INSTRUCTION | Print the listing as it stands, omitting all images.

PROVIDED INFORMATION |
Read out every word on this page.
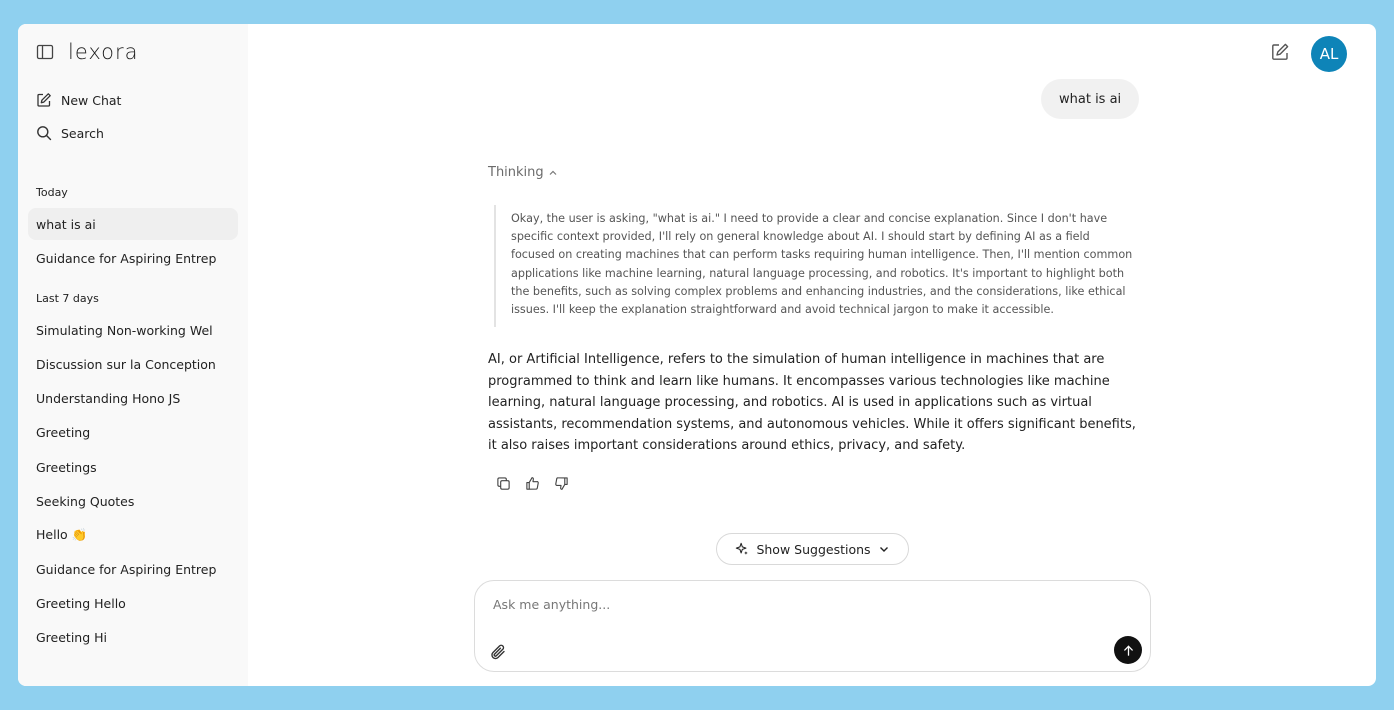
lexora
New Chat
Search
Today
what is ai
Guidance for Aspiring Entrep
Last 7 days
Simulating Non-working Wel
Discussion sur la Conception
Understanding Hono JS
Greeting
Greetings
Seeking Quotes
Hello 👏
Guidance for Aspiring Entrep
Greeting Hello
Greeting Hi
AL
what is ai
Thinking
Okay, the user is asking, "what is ai." I need to provide a clear and concise explanation. Since I don't have specific context provided, I'll rely on general knowledge about AI. I should start by defining AI as a field focused on creating machines that can perform tasks requiring human intelligence. Then, I'll mention common applications like machine learning, natural language processing, and robotics. It's important to highlight both the benefits, such as solving complex problems and enhancing industries, and the considerations, like ethical issues. I'll keep the explanation straightforward and avoid technical jargon to make it accessible.
AI, or Artificial Intelligence, refers to the simulation of human intelligence in machines that are programmed to think and learn like humans. It encompasses various technologies like machine learning, natural language processing, and robotics. AI is used in applications such as virtual assistants, recommendation systems, and autonomous vehicles. While it offers significant benefits, it also raises important considerations around ethics, privacy, and safety.
Show Suggestions
Ask me anything...
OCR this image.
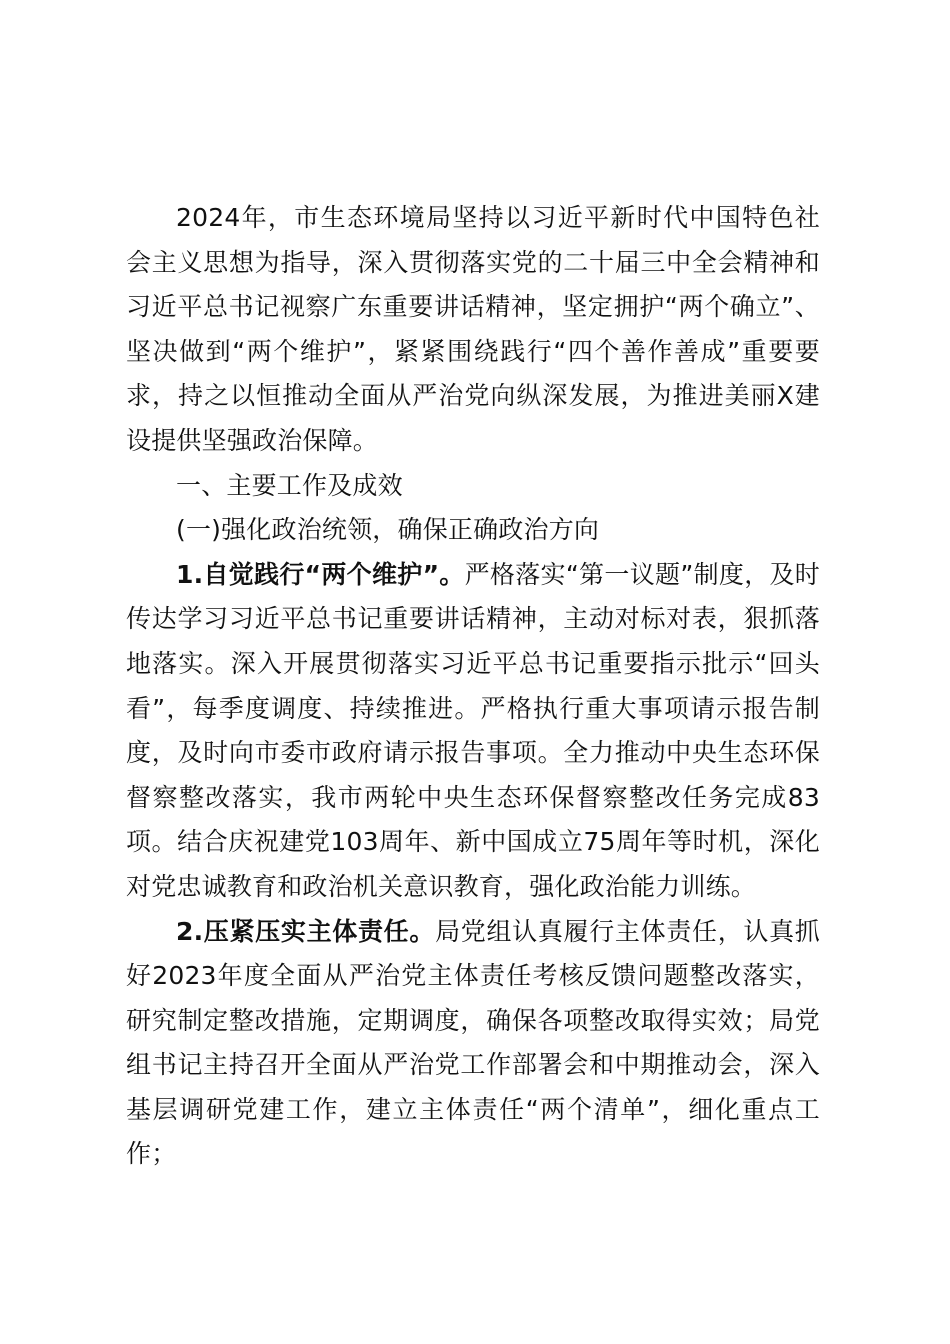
2024年，市生态环境局坚持以习近平新时代中国特色社会主义思想为指导，深入贯彻落实党的二十届三中全会精神和习近平总书记视察广东重要讲话精神，坚定拥护“两个确立”、坚决做到“两个维护”，紧紧围绕践行“四个善作善成”重要要求，持之以恒推动全面从严治党向纵深发展，为推进美丽X建设提供坚强政治保障。

一、主要工作及成效

(一)强化政治统领，确保正确政治方向

1.自觉践行“两个维护”。严格落实“第一议题”制度，及时传达学习习近平总书记重要讲话精神，主动对标对表，狠抓落地落实。深入开展贯彻落实习近平总书记重要指示批示“回头看”，每季度调度、持续推进。严格执行重大事项请示报告制度，及时向市委市政府请示报告事项。全力推动中央生态环保督察整改落实，我市两轮中央生态环保督察整改任务完成83项。结合庆祝建党103周年、新中国成立75周年等时机，深化对党忠诚教育和政治机关意识教育，强化政治能力训练。

2.压紧压实主体责任。局党组认真履行主体责任，认真抓好2023年度全面从严治党主体责任考核反馈问题整改落实，研究制定整改措施，定期调度，确保各项整改取得实效；局党组书记主持召开全面从严治党工作部署会和中期推动会，深入基层调研党建工作，建立主体责任“两个清单”，细化重点工作；
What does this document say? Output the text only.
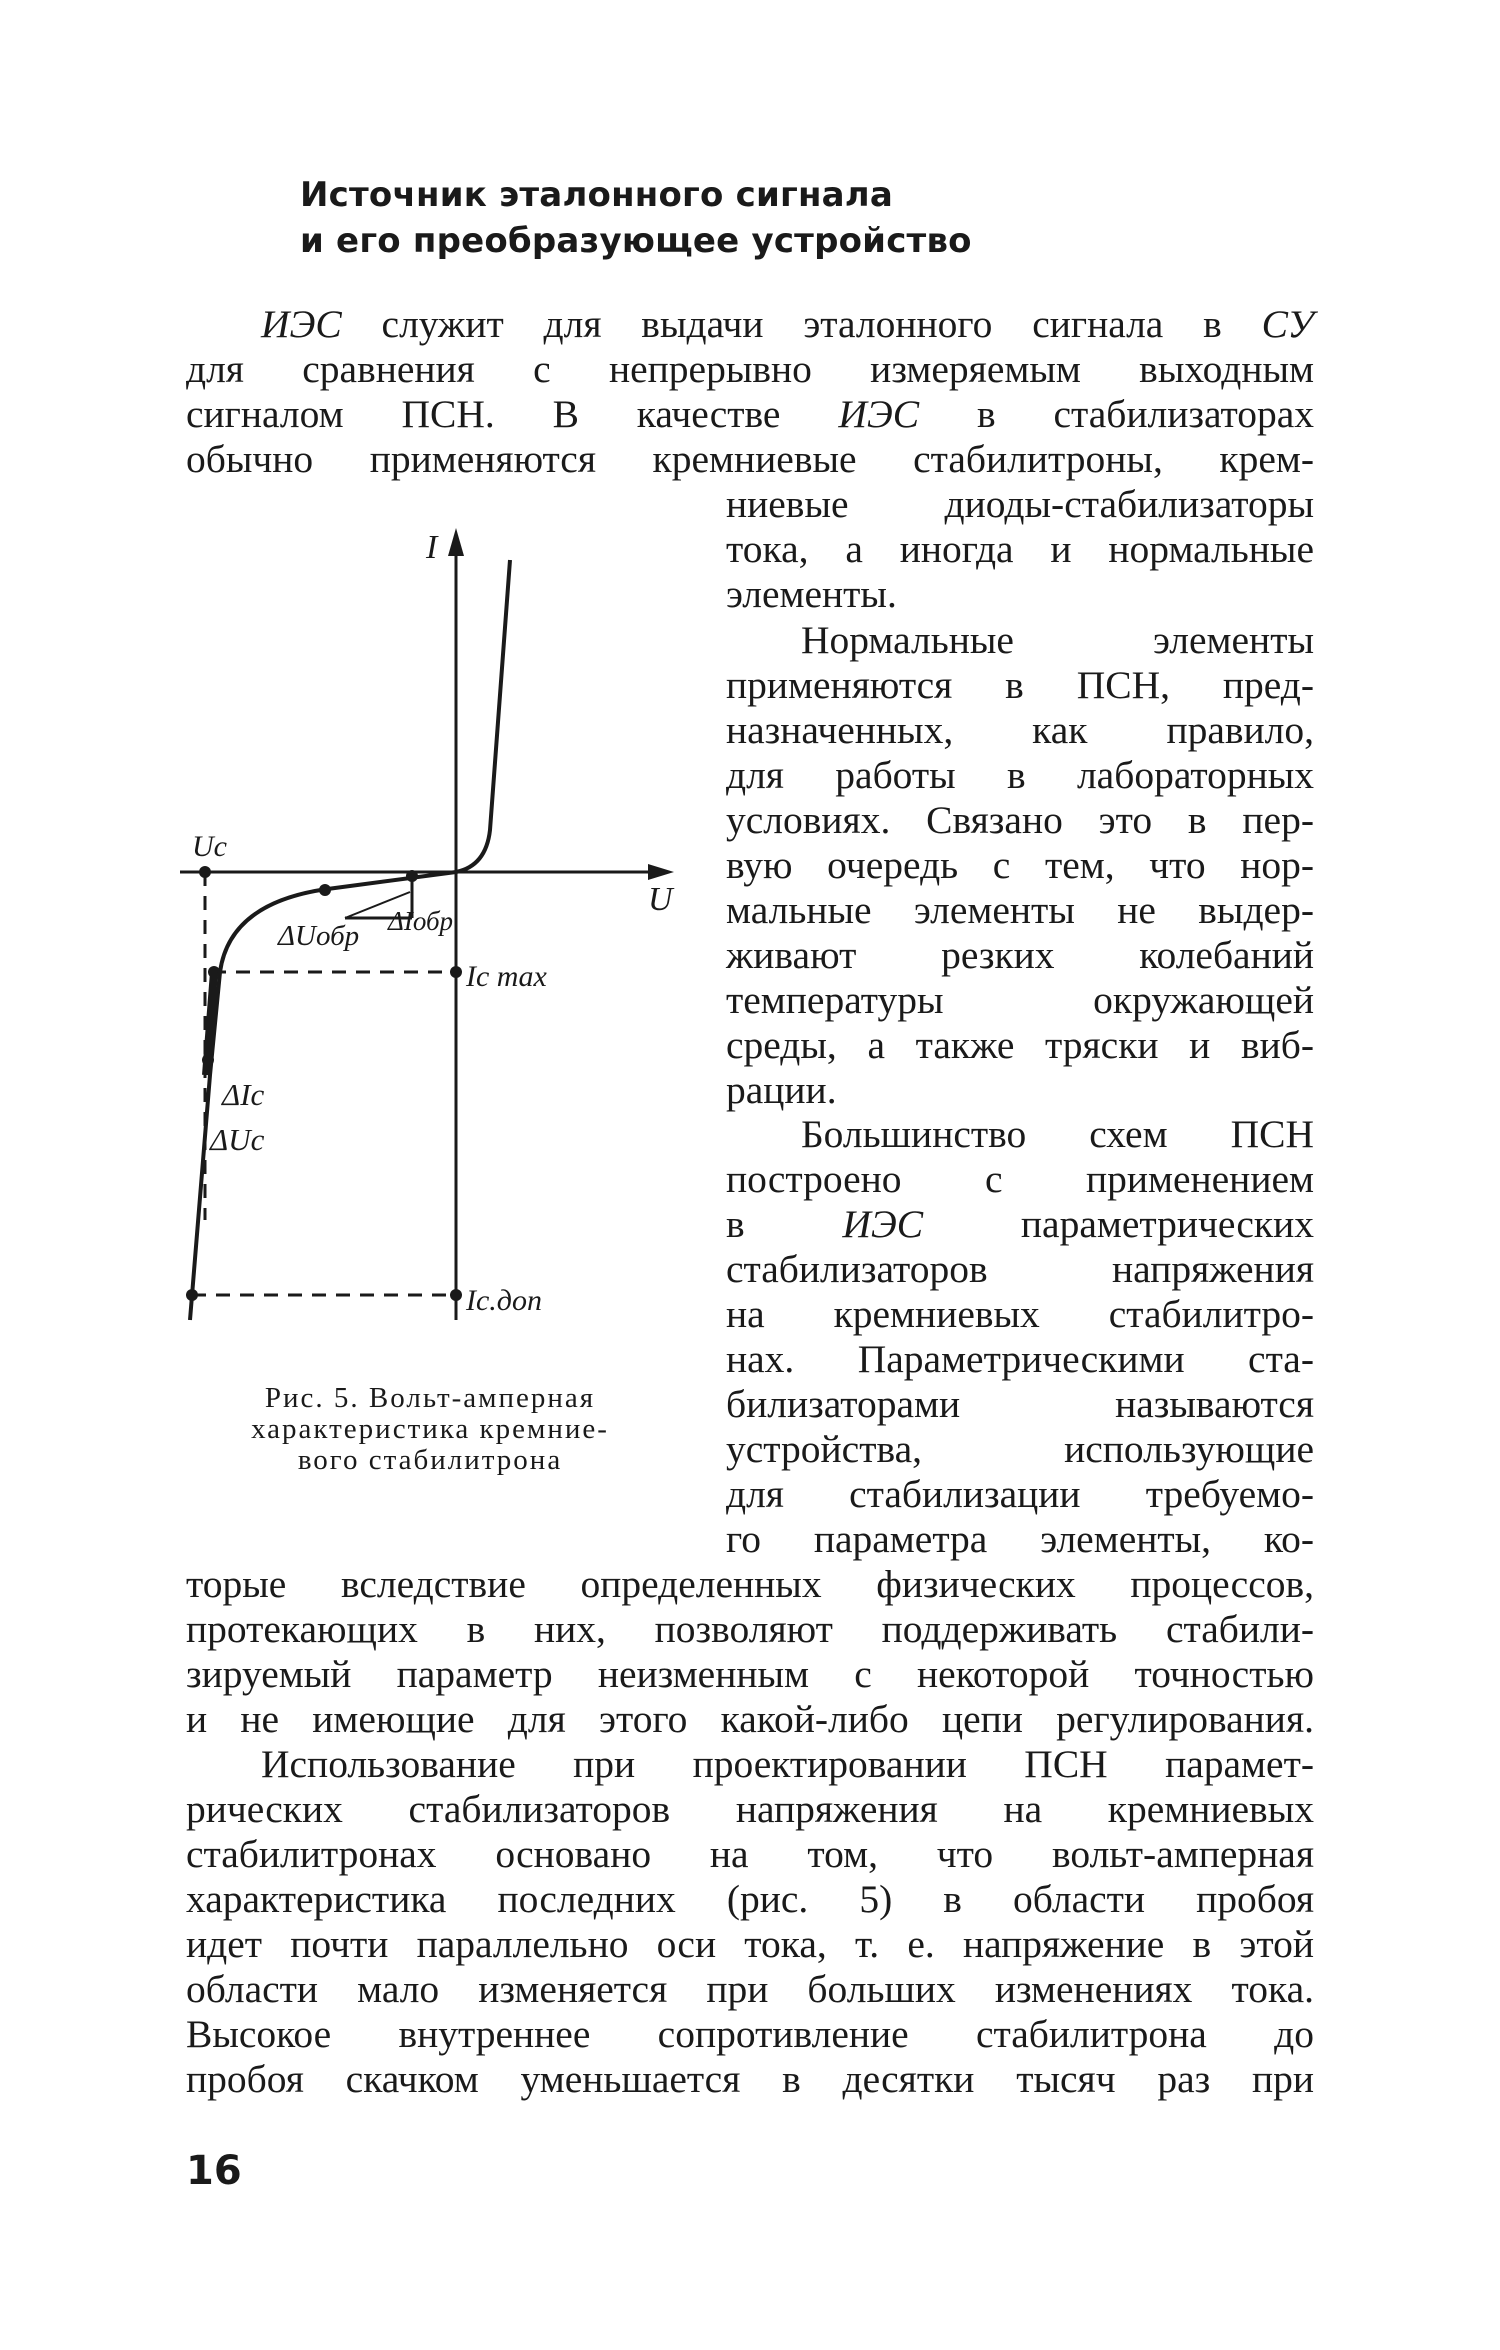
Источник эталонного сигнала
и его преобразующее устройство
ИЭС служит для выдачи эталонного сигнала в СУ
для сравнения с непрерывно измеряемым выходным
сигналом ПСН. В качестве ИЭС в стабилизаторах
обычно применяются кремниевые стабилитроны, крем-
ниевые диоды-стабилизаторы
тока, а иногда и нормальные
элементы.
Нормальные элементы
применяются в ПСН, пред-
назначенных, как правило,
для работы в лабораторных
условиях. Связано это в пер-
вую очередь с тем, что нор-
мальные элементы не выдер-
живают резких колебаний
температуры окружающей
среды, а также тряски и виб-
рации.
Большинство схем ПСН
построено с применением
в ИЭС параметрических
стабилизаторов напряжения
на кремниевых стабилитро-
нах. Параметрическими ста-
билизаторами называются
устройства, использующие
для стабилизации требуемо-
го параметра элементы, ко-
торые вследствие определенных физических процессов,
протекающих в них, позволяют поддерживать стабили-
зируемый параметр неизменным с некоторой точностью
и не имеющие для этого какой-либо цепи регулирования.
Использование при проектировании ПСН парамет-
рических стабилизаторов напряжения на кремниевых
стабилитронах основано на том, что вольт-амперная
характеристика последних (рис. 5) в области пробоя
идет почти параллельно оси тока, т. е. напряжение в этой
области мало изменяется при больших изменениях тока.
Высокое внутреннее сопротивление стабилитрона до
пробоя скачком уменьшается в десятки тысяч раз при
I
U
Uc
ΔUобр ΔIобр
Ic max
ΔIc
ΔUc
Iс.доп
Рис. 5. Вольт-амперная
характеристика кремние-
вого стабилитрона
16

ANSWER TO THIS TASK |
Read out every word on this page.
lexora
New Chat
Search
Today
what is ai
Guidance for Aspiring Entrep
Last 7 days
Simulating Non-working Wel
Discussion sur la Conception
Understanding Hono JS
Greeting
Greetings
Seeking Quotes
Hello 👏
Guidance for Aspiring Entrep
Greeting Hello
Greeting Hi
AL
what is ai
Thinking
Okay, the user is asking, "what is ai." I need to provide a clear and concise explanation. Since I don't have specific context provided, I'll rely on general knowledge about AI. I should start by defining AI as a field focused on creating machines that can perform tasks requiring human intelligence. Then, I'll mention common applications like machine learning, natural language processing, and robotics. It's important to highlight both the benefits, such as solving complex problems and enhancing industries, and the considerations, like ethical issues. I'll keep the explanation straightforward and avoid technical jargon to make it accessible.
AI, or Artificial Intelligence, refers to the simulation of human intelligence in machines that are programmed to think and learn like humans. It encompasses various technologies like machine learning, natural language processing, and robotics. AI is used in applications such as virtual assistants, recommendation systems, and autonomous vehicles. While it offers significant benefits, it also raises important considerations around ethics, privacy, and safety.
Show Suggestions
Ask me anything...
OCR this image.
2024年，市生态环境局坚持以习近平新时代中国特色社会主义思想为指导，深入贯彻落实党的二十届三中全会精神和习近平总书记视察广东重要讲话精神，坚定拥护“两个确立”、坚决做到“两个维护”，紧紧围绕践行“四个善作善成”重要要求，持之以恒推动全面从严治党向纵深发展，为推进美丽X建设提供坚强政治保障。

一、主要工作及成效

(一)强化政治统领，确保正确政治方向

1.自觉践行“两个维护”。严格落实“第一议题”制度，及时传达学习习近平总书记重要讲话精神，主动对标对表，狠抓落地落实。深入开展贯彻落实习近平总书记重要指示批示“回头看”，每季度调度、持续推进。严格执行重大事项请示报告制度，及时向市委市政府请示报告事项。全力推动中央生态环保督察整改落实，我市两轮中央生态环保督察整改任务完成83项。结合庆祝建党103周年、新中国成立75周年等时机，深化对党忠诚教育和政治机关意识教育，强化政治能力训练。

2.压紧压实主体责任。局党组认真履行主体责任，认真抓好2023年度全面从严治党主体责任考核反馈问题整改落实，研究制定整改措施，定期调度，确保各项整改取得实效；局党组书记主持召开全面从严治党工作部署会和中期推动会，深入基层调研党建工作，建立主体责任“两个清单”，细化重点工作；
What does this document say? Output the text only.
Источник эталонного сигнала
и его преобразующее устройство
ИЭС служит для выдачи эталонного сигнала в СУ
для сравнения с непрерывно измеряемым выходным
сигналом ПСН. В качестве ИЭС в стабилизаторах
обычно применяются кремниевые стабилитроны, крем-
ниевые диоды-стабилизаторы
тока, а иногда и нормальные
элементы.
Нормальные элементы
применяются в ПСН, пред-
назначенных, как правило,
для работы в лабораторных
условиях. Связано это в пер-
вую очередь с тем, что нор-
мальные элементы не выдер-
живают резких колебаний
температуры окружающей
среды, а также тряски и виб-
рации.
Большинство схем ПСН
построено с применением
в ИЭС параметрических
стабилизаторов напряжения
на кремниевых стабилитро-
нах. Параметрическими ста-
билизаторами называются
устройства, использующие
для стабилизации требуемо-
го параметра элементы, ко-
торые вследствие определенных физических процессов,
протекающих в них, позволяют поддерживать стабили-
зируемый параметр неизменным с некоторой точностью
и не имеющие для этого какой-либо цепи регулирования.
Использование при проектировании ПСН парамет-
рических стабилизаторов напряжения на кремниевых
стабилитронах основано на том, что вольт-амперная
характеристика последних (рис. 5) в области пробоя
идет почти параллельно оси тока, т. е. напряжение в этой
области мало изменяется при больших изменениях тока.
Высокое внутреннее сопротивление стабилитрона до
пробоя скачком уменьшается в десятки тысяч раз при
I
U
Uc
ΔUобр ΔIобр
Ic max
ΔIc
ΔUc
Iс.доп
Рис. 5. Вольт-амперная
характеристика кремние-
вого стабилитрона
16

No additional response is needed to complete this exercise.